[START OF Exercise inputs]

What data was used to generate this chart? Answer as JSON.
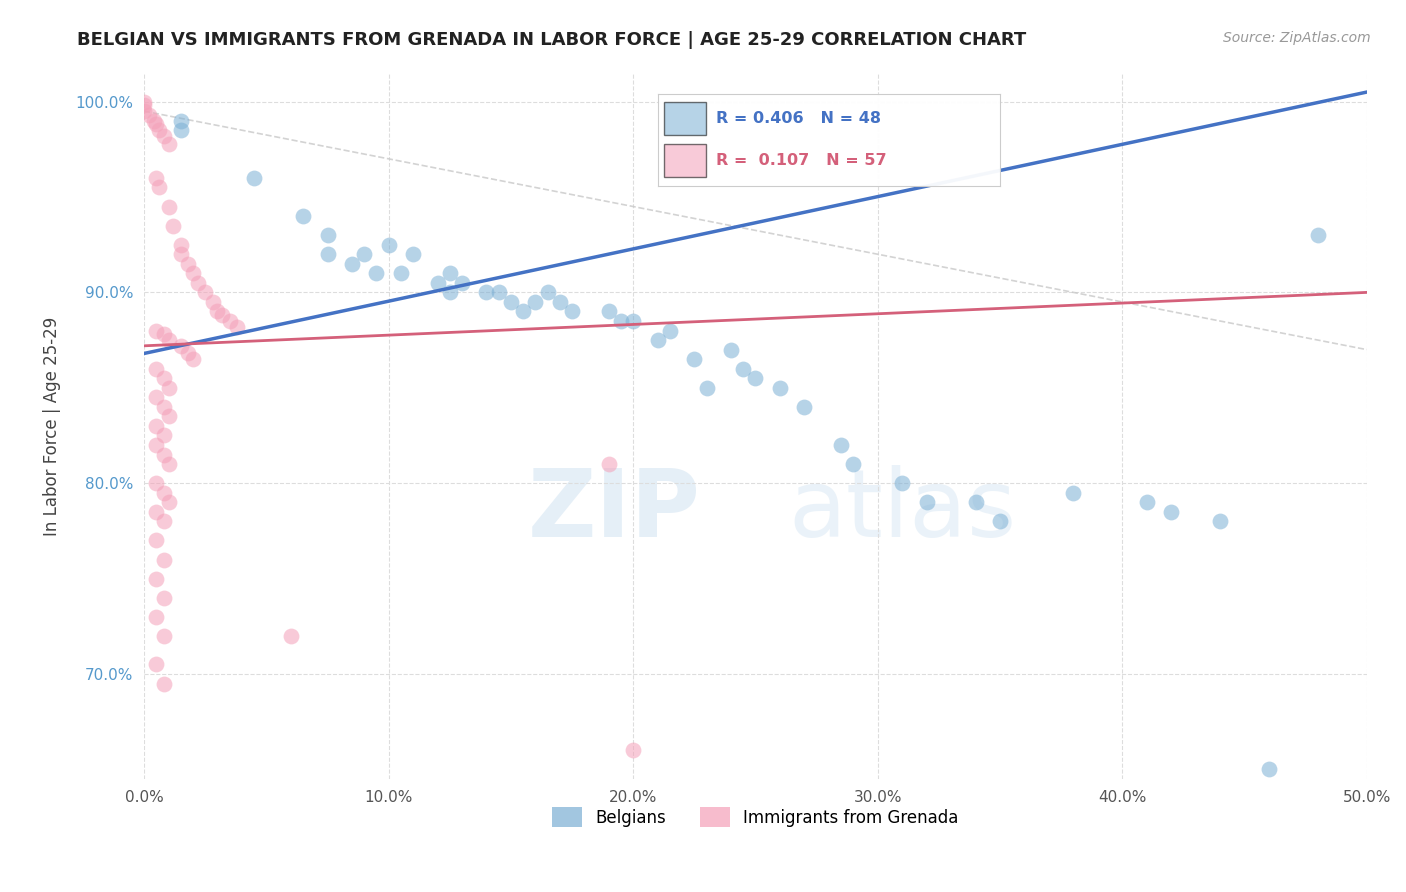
{
  "title": "BELGIAN VS IMMIGRANTS FROM GRENADA IN LABOR FORCE | AGE 25-29 CORRELATION CHART",
  "source": "Source: ZipAtlas.com",
  "ylabel": "In Labor Force | Age 25-29",
  "xlim": [
    0.0,
    0.5
  ],
  "ylim": [
    0.645,
    1.015
  ],
  "ytick_values": [
    0.7,
    0.8,
    0.9,
    1.0
  ],
  "xtick_values": [
    0.0,
    0.1,
    0.2,
    0.3,
    0.4,
    0.5
  ],
  "blue_scatter": [
    [
      0.015,
      0.99
    ],
    [
      0.015,
      0.985
    ],
    [
      0.045,
      0.96
    ],
    [
      0.065,
      0.94
    ],
    [
      0.075,
      0.93
    ],
    [
      0.075,
      0.92
    ],
    [
      0.085,
      0.915
    ],
    [
      0.09,
      0.92
    ],
    [
      0.095,
      0.91
    ],
    [
      0.1,
      0.925
    ],
    [
      0.105,
      0.91
    ],
    [
      0.11,
      0.92
    ],
    [
      0.12,
      0.905
    ],
    [
      0.125,
      0.91
    ],
    [
      0.125,
      0.9
    ],
    [
      0.13,
      0.905
    ],
    [
      0.14,
      0.9
    ],
    [
      0.145,
      0.9
    ],
    [
      0.15,
      0.895
    ],
    [
      0.155,
      0.89
    ],
    [
      0.16,
      0.895
    ],
    [
      0.165,
      0.9
    ],
    [
      0.17,
      0.895
    ],
    [
      0.175,
      0.89
    ],
    [
      0.19,
      0.89
    ],
    [
      0.195,
      0.885
    ],
    [
      0.2,
      0.885
    ],
    [
      0.21,
      0.875
    ],
    [
      0.215,
      0.88
    ],
    [
      0.225,
      0.865
    ],
    [
      0.23,
      0.85
    ],
    [
      0.24,
      0.87
    ],
    [
      0.245,
      0.86
    ],
    [
      0.25,
      0.855
    ],
    [
      0.26,
      0.85
    ],
    [
      0.27,
      0.84
    ],
    [
      0.285,
      0.82
    ],
    [
      0.29,
      0.81
    ],
    [
      0.31,
      0.8
    ],
    [
      0.32,
      0.79
    ],
    [
      0.34,
      0.79
    ],
    [
      0.35,
      0.78
    ],
    [
      0.38,
      0.795
    ],
    [
      0.41,
      0.79
    ],
    [
      0.42,
      0.785
    ],
    [
      0.44,
      0.78
    ],
    [
      0.46,
      0.65
    ],
    [
      0.48,
      0.93
    ]
  ],
  "pink_scatter": [
    [
      0.0,
      1.0
    ],
    [
      0.0,
      0.998
    ],
    [
      0.0,
      0.995
    ],
    [
      0.002,
      0.993
    ],
    [
      0.004,
      0.99
    ],
    [
      0.005,
      0.988
    ],
    [
      0.006,
      0.985
    ],
    [
      0.008,
      0.982
    ],
    [
      0.01,
      0.978
    ],
    [
      0.005,
      0.96
    ],
    [
      0.006,
      0.955
    ],
    [
      0.01,
      0.945
    ],
    [
      0.012,
      0.935
    ],
    [
      0.015,
      0.925
    ],
    [
      0.015,
      0.92
    ],
    [
      0.018,
      0.915
    ],
    [
      0.02,
      0.91
    ],
    [
      0.022,
      0.905
    ],
    [
      0.025,
      0.9
    ],
    [
      0.028,
      0.895
    ],
    [
      0.03,
      0.89
    ],
    [
      0.032,
      0.888
    ],
    [
      0.035,
      0.885
    ],
    [
      0.038,
      0.882
    ],
    [
      0.005,
      0.88
    ],
    [
      0.008,
      0.878
    ],
    [
      0.01,
      0.875
    ],
    [
      0.015,
      0.872
    ],
    [
      0.018,
      0.868
    ],
    [
      0.02,
      0.865
    ],
    [
      0.005,
      0.86
    ],
    [
      0.008,
      0.855
    ],
    [
      0.01,
      0.85
    ],
    [
      0.005,
      0.845
    ],
    [
      0.008,
      0.84
    ],
    [
      0.01,
      0.835
    ],
    [
      0.005,
      0.83
    ],
    [
      0.008,
      0.825
    ],
    [
      0.005,
      0.82
    ],
    [
      0.008,
      0.815
    ],
    [
      0.01,
      0.81
    ],
    [
      0.005,
      0.8
    ],
    [
      0.008,
      0.795
    ],
    [
      0.01,
      0.79
    ],
    [
      0.005,
      0.785
    ],
    [
      0.008,
      0.78
    ],
    [
      0.005,
      0.77
    ],
    [
      0.008,
      0.76
    ],
    [
      0.005,
      0.75
    ],
    [
      0.008,
      0.74
    ],
    [
      0.005,
      0.73
    ],
    [
      0.008,
      0.72
    ],
    [
      0.06,
      0.72
    ],
    [
      0.005,
      0.705
    ],
    [
      0.008,
      0.695
    ],
    [
      0.19,
      0.81
    ],
    [
      0.2,
      0.66
    ]
  ],
  "blue_color": "#7bafd4",
  "pink_color": "#f4a0b8",
  "blue_line_color": "#4472c4",
  "pink_line_color": "#d4607a",
  "dashed_line_color": "#c8c8c8",
  "watermark_zip": "ZIP",
  "watermark_atlas": "atlas",
  "background_color": "#ffffff",
  "grid_color": "#dddddd"
}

[END OF Exercise inputs]

- [Instruction]:
Write the listing above out again exactly, dropping each image.

- [Output of the task]:
What data was used to generate this chart? Answer as JSON.
{
  "title": "BELGIAN VS IMMIGRANTS FROM GRENADA IN LABOR FORCE | AGE 25-29 CORRELATION CHART",
  "source": "Source: ZipAtlas.com",
  "ylabel": "In Labor Force | Age 25-29",
  "xlim": [
    0.0,
    0.5
  ],
  "ylim": [
    0.645,
    1.015
  ],
  "ytick_values": [
    0.7,
    0.8,
    0.9,
    1.0
  ],
  "xtick_values": [
    0.0,
    0.1,
    0.2,
    0.3,
    0.4,
    0.5
  ],
  "blue_scatter": [
    [
      0.015,
      0.99
    ],
    [
      0.015,
      0.985
    ],
    [
      0.045,
      0.96
    ],
    [
      0.065,
      0.94
    ],
    [
      0.075,
      0.93
    ],
    [
      0.075,
      0.92
    ],
    [
      0.085,
      0.915
    ],
    [
      0.09,
      0.92
    ],
    [
      0.095,
      0.91
    ],
    [
      0.1,
      0.925
    ],
    [
      0.105,
      0.91
    ],
    [
      0.11,
      0.92
    ],
    [
      0.12,
      0.905
    ],
    [
      0.125,
      0.91
    ],
    [
      0.125,
      0.9
    ],
    [
      0.13,
      0.905
    ],
    [
      0.14,
      0.9
    ],
    [
      0.145,
      0.9
    ],
    [
      0.15,
      0.895
    ],
    [
      0.155,
      0.89
    ],
    [
      0.16,
      0.895
    ],
    [
      0.165,
      0.9
    ],
    [
      0.17,
      0.895
    ],
    [
      0.175,
      0.89
    ],
    [
      0.19,
      0.89
    ],
    [
      0.195,
      0.885
    ],
    [
      0.2,
      0.885
    ],
    [
      0.21,
      0.875
    ],
    [
      0.215,
      0.88
    ],
    [
      0.225,
      0.865
    ],
    [
      0.23,
      0.85
    ],
    [
      0.24,
      0.87
    ],
    [
      0.245,
      0.86
    ],
    [
      0.25,
      0.855
    ],
    [
      0.26,
      0.85
    ],
    [
      0.27,
      0.84
    ],
    [
      0.285,
      0.82
    ],
    [
      0.29,
      0.81
    ],
    [
      0.31,
      0.8
    ],
    [
      0.32,
      0.79
    ],
    [
      0.34,
      0.79
    ],
    [
      0.35,
      0.78
    ],
    [
      0.38,
      0.795
    ],
    [
      0.41,
      0.79
    ],
    [
      0.42,
      0.785
    ],
    [
      0.44,
      0.78
    ],
    [
      0.46,
      0.65
    ],
    [
      0.48,
      0.93
    ]
  ],
  "pink_scatter": [
    [
      0.0,
      1.0
    ],
    [
      0.0,
      0.998
    ],
    [
      0.0,
      0.995
    ],
    [
      0.002,
      0.993
    ],
    [
      0.004,
      0.99
    ],
    [
      0.005,
      0.988
    ],
    [
      0.006,
      0.985
    ],
    [
      0.008,
      0.982
    ],
    [
      0.01,
      0.978
    ],
    [
      0.005,
      0.96
    ],
    [
      0.006,
      0.955
    ],
    [
      0.01,
      0.945
    ],
    [
      0.012,
      0.935
    ],
    [
      0.015,
      0.925
    ],
    [
      0.015,
      0.92
    ],
    [
      0.018,
      0.915
    ],
    [
      0.02,
      0.91
    ],
    [
      0.022,
      0.905
    ],
    [
      0.025,
      0.9
    ],
    [
      0.028,
      0.895
    ],
    [
      0.03,
      0.89
    ],
    [
      0.032,
      0.888
    ],
    [
      0.035,
      0.885
    ],
    [
      0.038,
      0.882
    ],
    [
      0.005,
      0.88
    ],
    [
      0.008,
      0.878
    ],
    [
      0.01,
      0.875
    ],
    [
      0.015,
      0.872
    ],
    [
      0.018,
      0.868
    ],
    [
      0.02,
      0.865
    ],
    [
      0.005,
      0.86
    ],
    [
      0.008,
      0.855
    ],
    [
      0.01,
      0.85
    ],
    [
      0.005,
      0.845
    ],
    [
      0.008,
      0.84
    ],
    [
      0.01,
      0.835
    ],
    [
      0.005,
      0.83
    ],
    [
      0.008,
      0.825
    ],
    [
      0.005,
      0.82
    ],
    [
      0.008,
      0.815
    ],
    [
      0.01,
      0.81
    ],
    [
      0.005,
      0.8
    ],
    [
      0.008,
      0.795
    ],
    [
      0.01,
      0.79
    ],
    [
      0.005,
      0.785
    ],
    [
      0.008,
      0.78
    ],
    [
      0.005,
      0.77
    ],
    [
      0.008,
      0.76
    ],
    [
      0.005,
      0.75
    ],
    [
      0.008,
      0.74
    ],
    [
      0.005,
      0.73
    ],
    [
      0.008,
      0.72
    ],
    [
      0.06,
      0.72
    ],
    [
      0.005,
      0.705
    ],
    [
      0.008,
      0.695
    ],
    [
      0.19,
      0.81
    ],
    [
      0.2,
      0.66
    ]
  ],
  "blue_color": "#7bafd4",
  "pink_color": "#f4a0b8",
  "blue_line_color": "#4472c4",
  "pink_line_color": "#d4607a",
  "dashed_line_color": "#c8c8c8",
  "watermark_zip": "ZIP",
  "watermark_atlas": "atlas",
  "background_color": "#ffffff",
  "grid_color": "#dddddd"
}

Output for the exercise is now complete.